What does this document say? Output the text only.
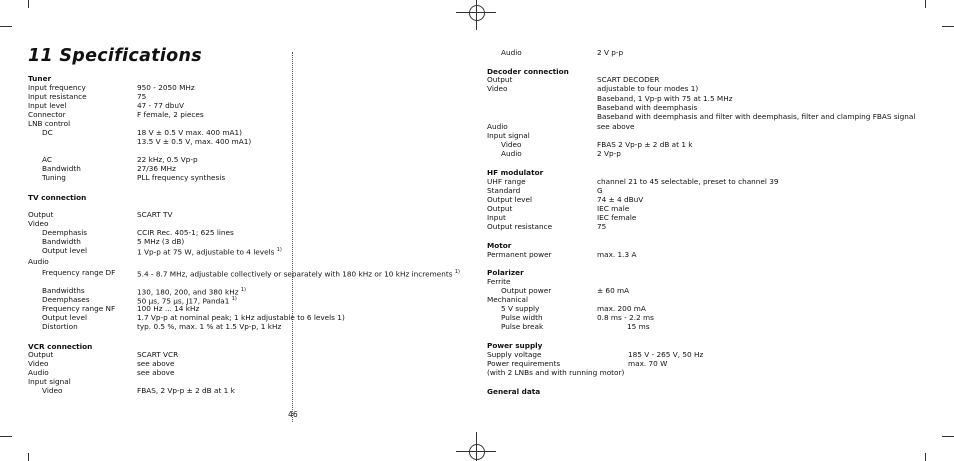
11 Specifications
46
Tuner
Input frequency	950 - 2050 MHz
Input resistance	75
Input level	47 - 77 dbuV
Connector	F female, 2 pieces
LNB control
DC	18 V ± 0.5 V max. 400 mA1)
13.5 V ± 0.5 V, max. 400 mA1)
AC	22 kHz, 0.5 Vp-p
Bandwidth	27/36 MHz
Tuning	PLL frequency synthesis
TV connection
Output	SCART TV
Video
Deemphasis	CCIR Rec. 405-1; 625 lines
Bandwidth	5 MHz (3 dB)
Output level	1 Vp-p at 75 W, adjustable to 4 levels $^{1)}$
Audio
Frequency range DF	5.4 - 8.7 MHz, adjustable collectively or separately with 180 kHz or 10 kHz increments $^{1)}$
Bandwidths	130, 180, 200, and 380 kHz $^{1)}$
Deemphases	50 µs, 75 µs, J17, Panda1 $^{1)}$
Frequency range NF	100 Hz ... 14 kHz
Output level	1.7 Vp-p at nominal peak; 1 kHz adjustable to 6 levels 1)
Distortion	typ. 0.5 %, max. 1 % at 1.5 Vp-p, 1 kHz
VCR connection
Output	SCART VCR
Video	see above
Audio	see above
Input signal
Video	FBAS, 2 Vp-p ± 2 dB at 1 k
Audio	2 V p-p
Decoder connection
Output	SCART DECODER
Video	adjustable to four modes 1)
Baseband, 1 Vp-p with 75 at 1.5 MHz
Baseband with deemphasis
Baseband with deemphasis and filter with deemphasis, filter and clamping FBAS signal
Audio	see above
Input signal
Video	FBAS 2 Vp-p ± 2 dB at 1 k
Audio	2 Vp-p
HF modulator
UHF range	channel 21 to 45 selectable, preset to channel 39
Standard	G
Output level	74 ± 4 dBuV
Output	IEC male
Input	IEC female
Output resistance	75
Motor
Permanent power	max. 1.3 A
Polarizer
Ferrite
Output power	± 60 mA
Mechanical
5 V supply	max. 200 mA
Pulse width	0.8 ms - 2.2 ms
Pulse break	15 ms
Power supply
Supply voltage	185 V - 265 V, 50 Hz
Power requirements	max. 70 W
(with 2 LNBs and with running motor)
General data
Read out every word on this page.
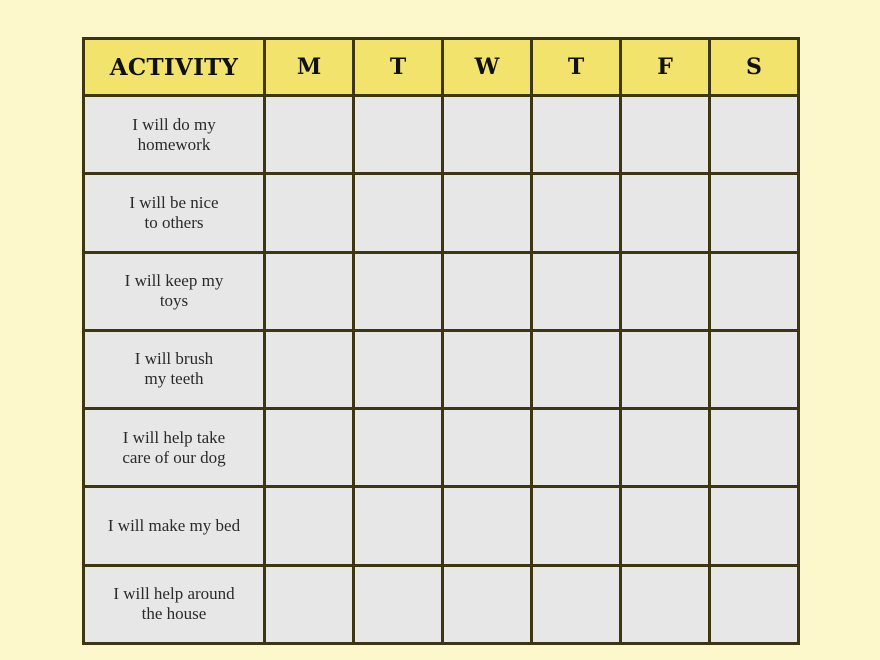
ACTIVITY	M	T	W	T	F	S

I will do my
homework						

I will be nice
to others						

I will keep my
toys						

I will brush
my teeth						

I will help take
care of our dog						

I will make my bed						

I will help around
the house						
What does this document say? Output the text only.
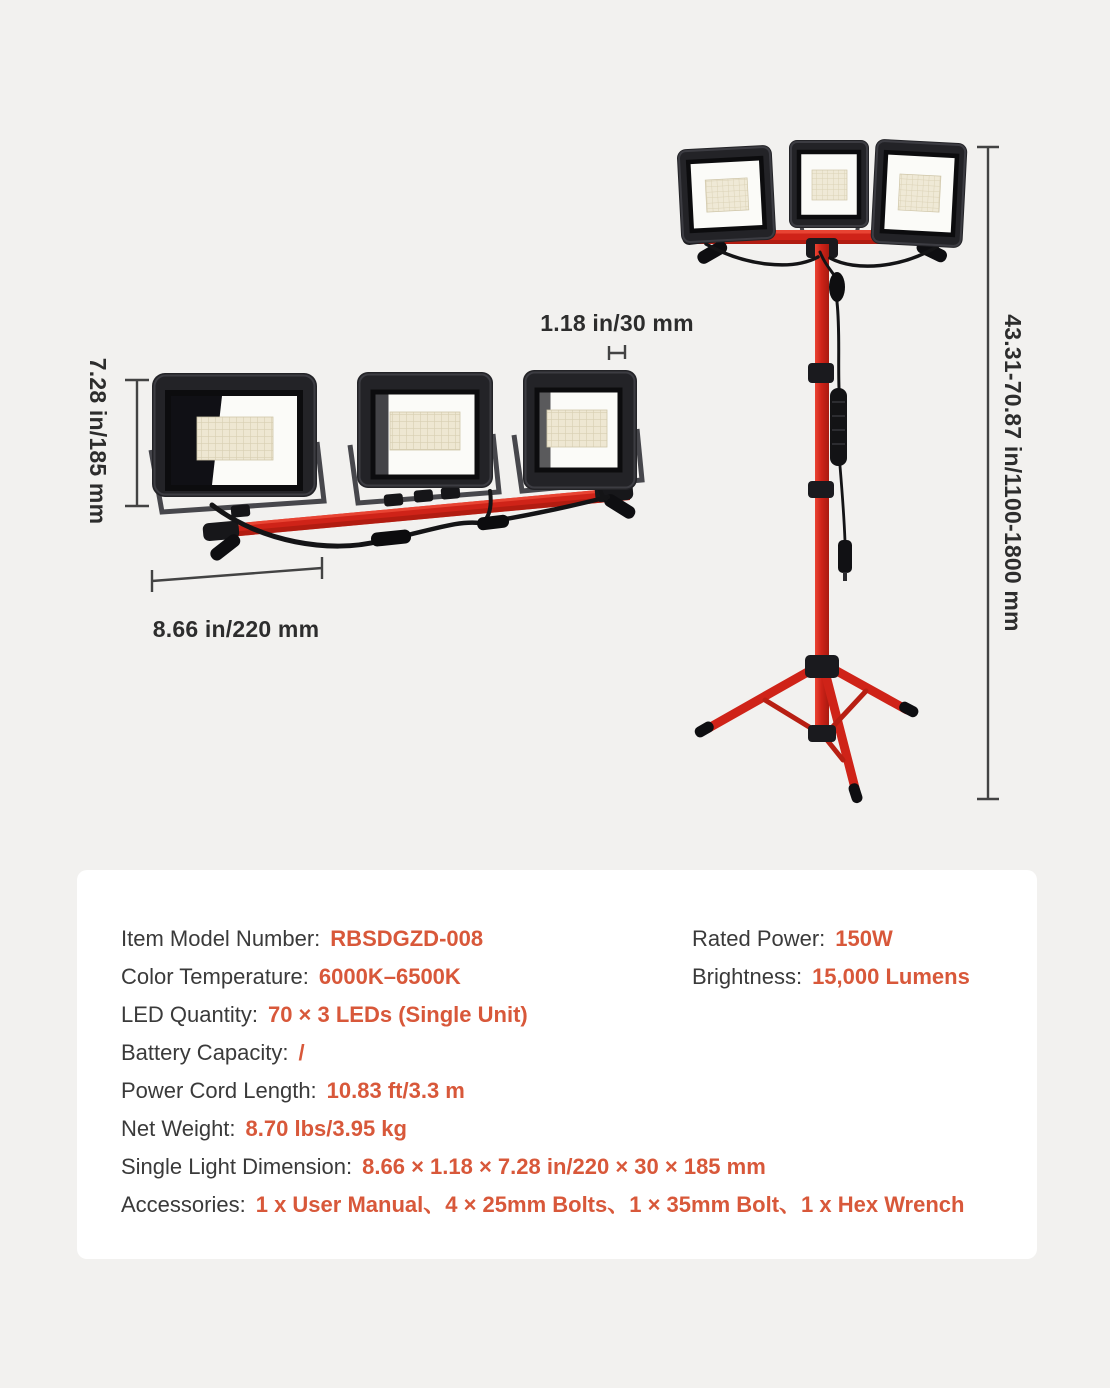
7.28 in/185 mm
1.18 in/30 mm
8.66 in/220 mm	43.31-70.87 in/1100-1800 mm
Item Model Number: RBSDGZD-008	Rated Power: 150W
Color Temperature: 6000K–6500K	Brightness: 15,000 Lumens
LED Quantity: 70 × 3 LEDs (Single Unit)
Battery Capacity: /
Power Cord Length: 10.83 ft/3.3 m
Net Weight: 8.70 lbs/3.95 kg
Single Light Dimension: 8.66 × 1.18 × 7.28 in/220 × 30 × 185 mm
Accessories: 1 x User Manual、4 × 25mm Bolts、1 × 35mm Bolt、1 x Hex Wrench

# # # # #

Directive
Gather each line of the listing that holds the string "female".

The solution
Connector	F female, 2 pieces
Input	IEC female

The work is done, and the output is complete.